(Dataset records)
--- start ---

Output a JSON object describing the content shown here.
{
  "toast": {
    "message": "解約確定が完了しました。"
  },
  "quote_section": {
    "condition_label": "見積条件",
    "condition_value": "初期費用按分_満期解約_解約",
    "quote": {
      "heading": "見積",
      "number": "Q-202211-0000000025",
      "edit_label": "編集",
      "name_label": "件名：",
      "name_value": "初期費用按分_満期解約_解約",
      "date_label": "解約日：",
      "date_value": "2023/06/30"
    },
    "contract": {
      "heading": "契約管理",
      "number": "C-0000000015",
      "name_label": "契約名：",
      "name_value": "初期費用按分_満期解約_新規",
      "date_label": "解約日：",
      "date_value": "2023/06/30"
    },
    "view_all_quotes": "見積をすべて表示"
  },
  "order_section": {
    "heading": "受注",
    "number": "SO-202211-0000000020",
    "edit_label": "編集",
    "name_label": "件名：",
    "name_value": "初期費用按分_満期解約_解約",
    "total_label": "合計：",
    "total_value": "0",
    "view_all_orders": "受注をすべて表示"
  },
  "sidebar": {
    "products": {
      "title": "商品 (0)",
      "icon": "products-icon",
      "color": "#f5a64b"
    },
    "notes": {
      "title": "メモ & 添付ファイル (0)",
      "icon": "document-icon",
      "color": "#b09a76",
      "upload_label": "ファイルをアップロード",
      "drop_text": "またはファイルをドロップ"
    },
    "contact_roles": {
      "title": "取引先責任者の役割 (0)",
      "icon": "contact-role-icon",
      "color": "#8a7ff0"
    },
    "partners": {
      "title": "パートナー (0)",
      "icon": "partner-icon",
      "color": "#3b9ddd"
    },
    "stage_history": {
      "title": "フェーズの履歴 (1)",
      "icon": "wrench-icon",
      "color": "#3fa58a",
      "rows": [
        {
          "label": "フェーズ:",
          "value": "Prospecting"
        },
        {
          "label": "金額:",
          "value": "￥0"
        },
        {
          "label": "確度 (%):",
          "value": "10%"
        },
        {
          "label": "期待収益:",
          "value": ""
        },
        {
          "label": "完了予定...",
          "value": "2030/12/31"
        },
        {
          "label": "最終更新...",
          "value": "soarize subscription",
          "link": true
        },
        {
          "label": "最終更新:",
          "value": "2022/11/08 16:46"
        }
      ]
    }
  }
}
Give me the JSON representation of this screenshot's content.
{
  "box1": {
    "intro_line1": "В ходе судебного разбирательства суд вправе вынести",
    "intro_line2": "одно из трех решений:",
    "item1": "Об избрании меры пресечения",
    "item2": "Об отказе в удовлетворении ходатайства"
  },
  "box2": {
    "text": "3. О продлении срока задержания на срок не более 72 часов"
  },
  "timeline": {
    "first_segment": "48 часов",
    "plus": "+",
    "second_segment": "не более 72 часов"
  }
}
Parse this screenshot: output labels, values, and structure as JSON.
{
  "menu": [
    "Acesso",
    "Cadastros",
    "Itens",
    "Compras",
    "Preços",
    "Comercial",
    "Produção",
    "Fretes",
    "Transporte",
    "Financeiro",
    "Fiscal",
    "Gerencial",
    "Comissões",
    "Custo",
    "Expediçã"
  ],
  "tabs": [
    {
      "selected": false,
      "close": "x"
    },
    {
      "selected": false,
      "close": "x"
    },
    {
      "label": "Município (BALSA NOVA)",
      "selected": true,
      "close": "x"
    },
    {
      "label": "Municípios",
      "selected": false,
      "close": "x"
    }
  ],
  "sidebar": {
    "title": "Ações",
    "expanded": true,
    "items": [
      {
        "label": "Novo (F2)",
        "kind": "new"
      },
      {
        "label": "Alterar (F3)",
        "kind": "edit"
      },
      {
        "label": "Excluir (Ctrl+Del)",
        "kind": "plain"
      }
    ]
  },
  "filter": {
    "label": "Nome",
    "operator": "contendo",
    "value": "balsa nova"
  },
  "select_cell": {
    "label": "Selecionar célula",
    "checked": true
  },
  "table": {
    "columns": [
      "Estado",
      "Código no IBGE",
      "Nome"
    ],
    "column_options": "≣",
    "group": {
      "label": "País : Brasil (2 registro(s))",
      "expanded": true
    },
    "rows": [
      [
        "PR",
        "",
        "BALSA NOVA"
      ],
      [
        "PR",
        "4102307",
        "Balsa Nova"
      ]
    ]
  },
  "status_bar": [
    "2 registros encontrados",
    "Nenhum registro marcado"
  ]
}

--- end ---

#### Work to complete
Reproduce the material above, every line of it, exactly.

#### Complete answer
Output a JSON object describing the content shown here.
{
  "toast": {
    "message": "解約確定が完了しました。"
  },
  "quote_section": {
    "condition_label": "見積条件",
    "condition_value": "初期費用按分_満期解約_解約",
    "quote": {
      "heading": "見積",
      "number": "Q-202211-0000000025",
      "edit_label": "編集",
      "name_label": "件名：",
      "name_value": "初期費用按分_満期解約_解約",
      "date_label": "解約日：",
      "date_value": "2023/06/30"
    },
    "contract": {
      "heading": "契約管理",
      "number": "C-0000000015",
      "name_label": "契約名：",
      "name_value": "初期費用按分_満期解約_新規",
      "date_label": "解約日：",
      "date_value": "2023/06/30"
    },
    "view_all_quotes": "見積をすべて表示"
  },
  "order_section": {
    "heading": "受注",
    "number": "SO-202211-0000000020",
    "edit_label": "編集",
    "name_label": "件名：",
    "name_value": "初期費用按分_満期解約_解約",
    "total_label": "合計：",
    "total_value": "0",
    "view_all_orders": "受注をすべて表示"
  },
  "sidebar": {
    "products": {
      "title": "商品 (0)",
      "icon": "products-icon",
      "color": "#f5a64b"
    },
    "notes": {
      "title": "メモ & 添付ファイル (0)",
      "icon": "document-icon",
      "color": "#b09a76",
      "upload_label": "ファイルをアップロード",
      "drop_text": "またはファイルをドロップ"
    },
    "contact_roles": {
      "title": "取引先責任者の役割 (0)",
      "icon": "contact-role-icon",
      "color": "#8a7ff0"
    },
    "partners": {
      "title": "パートナー (0)",
      "icon": "partner-icon",
      "color": "#3b9ddd"
    },
    "stage_history": {
      "title": "フェーズの履歴 (1)",
      "icon": "wrench-icon",
      "color": "#3fa58a",
      "rows": [
        {
          "label": "フェーズ:",
          "value": "Prospecting"
        },
        {
          "label": "金額:",
          "value": "￥0"
        },
        {
          "label": "確度 (%):",
          "value": "10%"
        },
        {
          "label": "期待収益:",
          "value": ""
        },
        {
          "label": "完了予定...",
          "value": "2030/12/31"
        },
        {
          "label": "最終更新...",
          "value": "soarize subscription",
          "link": true
        },
        {
          "label": "最終更新:",
          "value": "2022/11/08 16:46"
        }
      ]
    }
  }
}
Give me the JSON representation of this screenshot's content.
{
  "box1": {
    "intro_line1": "В ходе судебного разбирательства суд вправе вынести",
    "intro_line2": "одно из трех решений:",
    "item1": "Об избрании меры пресечения",
    "item2": "Об отказе в удовлетворении ходатайства"
  },
  "box2": {
    "text": "3. О продлении срока задержания на срок не более 72 часов"
  },
  "timeline": {
    "first_segment": "48 часов",
    "plus": "+",
    "second_segment": "не более 72 часов"
  }
}
Parse this screenshot: output labels, values, and structure as JSON.
{
  "menu": [
    "Acesso",
    "Cadastros",
    "Itens",
    "Compras",
    "Preços",
    "Comercial",
    "Produção",
    "Fretes",
    "Transporte",
    "Financeiro",
    "Fiscal",
    "Gerencial",
    "Comissões",
    "Custo",
    "Expediçã"
  ],
  "tabs": [
    {
      "selected": false,
      "close": "x"
    },
    {
      "selected": false,
      "close": "x"
    },
    {
      "label": "Município (BALSA NOVA)",
      "selected": true,
      "close": "x"
    },
    {
      "label": "Municípios",
      "selected": false,
      "close": "x"
    }
  ],
  "sidebar": {
    "title": "Ações",
    "expanded": true,
    "items": [
      {
        "label": "Novo (F2)",
        "kind": "new"
      },
      {
        "label": "Alterar (F3)",
        "kind": "edit"
      },
      {
        "label": "Excluir (Ctrl+Del)",
        "kind": "plain"
      }
    ]
  },
  "filter": {
    "label": "Nome",
    "operator": "contendo",
    "value": "balsa nova"
  },
  "select_cell": {
    "label": "Selecionar célula",
    "checked": true
  },
  "table": {
    "columns": [
      "Estado",
      "Código no IBGE",
      "Nome"
    ],
    "column_options": "≣",
    "group": {
      "label": "País : Brasil (2 registro(s))",
      "expanded": true
    },
    "rows": [
      [
        "PR",
        "",
        "BALSA NOVA"
      ],
      [
        "PR",
        "4102307",
        "Balsa Nova"
      ]
    ]
  },
  "status_bar": [
    "2 registros encontrados",
    "Nenhum registro marcado"
  ]
}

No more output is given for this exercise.